## WHAT YOU SHOULD DO
Locate the string "acid" throughout the material and copy every line in which it occurs.
— START OF DATA ROWS —
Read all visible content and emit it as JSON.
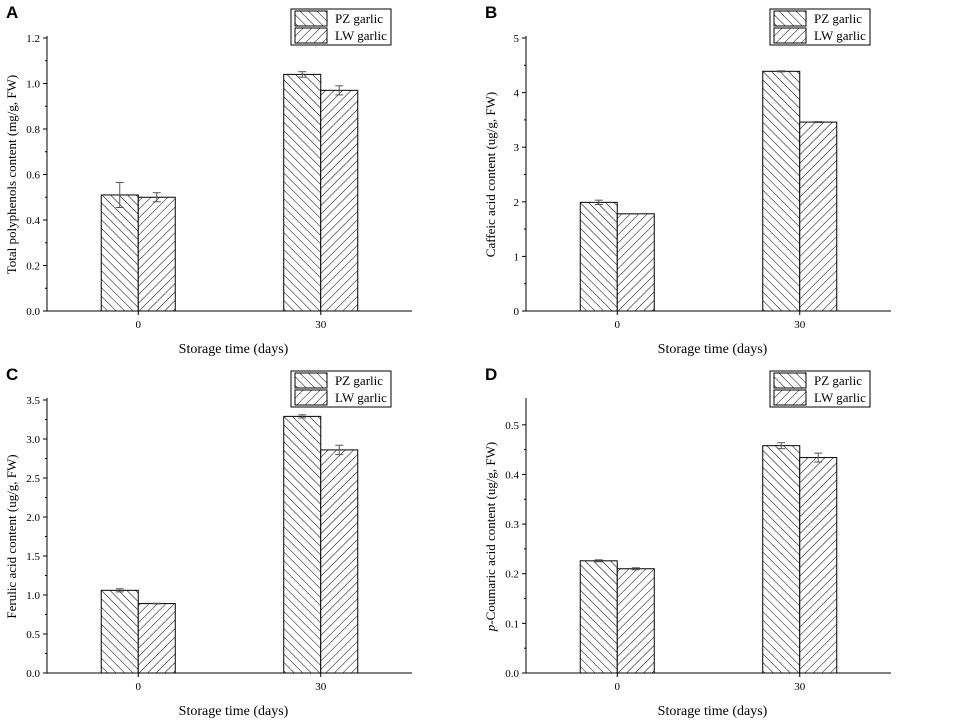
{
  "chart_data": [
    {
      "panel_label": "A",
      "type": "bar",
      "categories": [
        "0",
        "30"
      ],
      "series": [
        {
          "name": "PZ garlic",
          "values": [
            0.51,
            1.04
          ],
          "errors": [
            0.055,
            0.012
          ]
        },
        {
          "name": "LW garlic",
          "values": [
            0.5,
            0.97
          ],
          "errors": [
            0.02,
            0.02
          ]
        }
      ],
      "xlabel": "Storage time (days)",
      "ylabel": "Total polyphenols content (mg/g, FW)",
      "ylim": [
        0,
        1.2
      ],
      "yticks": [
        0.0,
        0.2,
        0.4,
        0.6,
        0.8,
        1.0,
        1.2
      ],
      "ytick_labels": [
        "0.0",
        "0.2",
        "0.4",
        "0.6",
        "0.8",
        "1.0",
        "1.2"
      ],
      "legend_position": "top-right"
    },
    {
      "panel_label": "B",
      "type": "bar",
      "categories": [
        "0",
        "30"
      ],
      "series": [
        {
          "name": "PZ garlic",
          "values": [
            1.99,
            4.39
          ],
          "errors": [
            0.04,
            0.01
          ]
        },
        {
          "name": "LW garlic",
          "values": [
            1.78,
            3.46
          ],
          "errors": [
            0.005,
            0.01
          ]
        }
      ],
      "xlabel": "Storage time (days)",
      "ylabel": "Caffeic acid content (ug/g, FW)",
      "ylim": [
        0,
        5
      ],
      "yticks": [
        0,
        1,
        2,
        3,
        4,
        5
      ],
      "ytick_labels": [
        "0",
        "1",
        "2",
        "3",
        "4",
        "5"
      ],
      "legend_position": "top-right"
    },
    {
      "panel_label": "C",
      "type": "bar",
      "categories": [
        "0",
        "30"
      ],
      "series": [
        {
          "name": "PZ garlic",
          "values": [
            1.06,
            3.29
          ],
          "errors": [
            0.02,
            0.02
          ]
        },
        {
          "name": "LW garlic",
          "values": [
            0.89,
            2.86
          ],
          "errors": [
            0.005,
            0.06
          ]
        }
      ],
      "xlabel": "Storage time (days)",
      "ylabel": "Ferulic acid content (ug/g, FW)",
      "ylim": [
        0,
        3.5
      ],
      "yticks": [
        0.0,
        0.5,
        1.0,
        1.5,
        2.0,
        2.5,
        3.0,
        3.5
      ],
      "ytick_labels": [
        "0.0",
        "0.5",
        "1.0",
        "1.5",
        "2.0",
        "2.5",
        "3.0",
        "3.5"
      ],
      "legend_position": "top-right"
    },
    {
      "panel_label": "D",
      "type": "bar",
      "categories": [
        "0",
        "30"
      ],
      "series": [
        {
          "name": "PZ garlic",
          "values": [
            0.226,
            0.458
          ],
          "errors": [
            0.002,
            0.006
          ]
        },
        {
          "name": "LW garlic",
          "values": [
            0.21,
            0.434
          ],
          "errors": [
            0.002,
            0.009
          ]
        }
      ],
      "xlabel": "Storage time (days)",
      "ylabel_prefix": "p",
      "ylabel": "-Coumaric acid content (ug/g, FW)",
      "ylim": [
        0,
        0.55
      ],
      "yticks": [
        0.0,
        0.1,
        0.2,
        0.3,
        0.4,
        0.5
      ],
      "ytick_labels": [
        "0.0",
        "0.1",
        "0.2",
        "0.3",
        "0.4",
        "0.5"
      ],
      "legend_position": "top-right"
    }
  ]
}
— END OF DATA ROWS —
## EXPECTED ANSWER
      "ylabel": "Caffeic acid content (ug/g, FW)",
      "ylabel": "Ferulic acid content (ug/g, FW)",
      "ylabel": "-Coumaric acid content (ug/g, FW)",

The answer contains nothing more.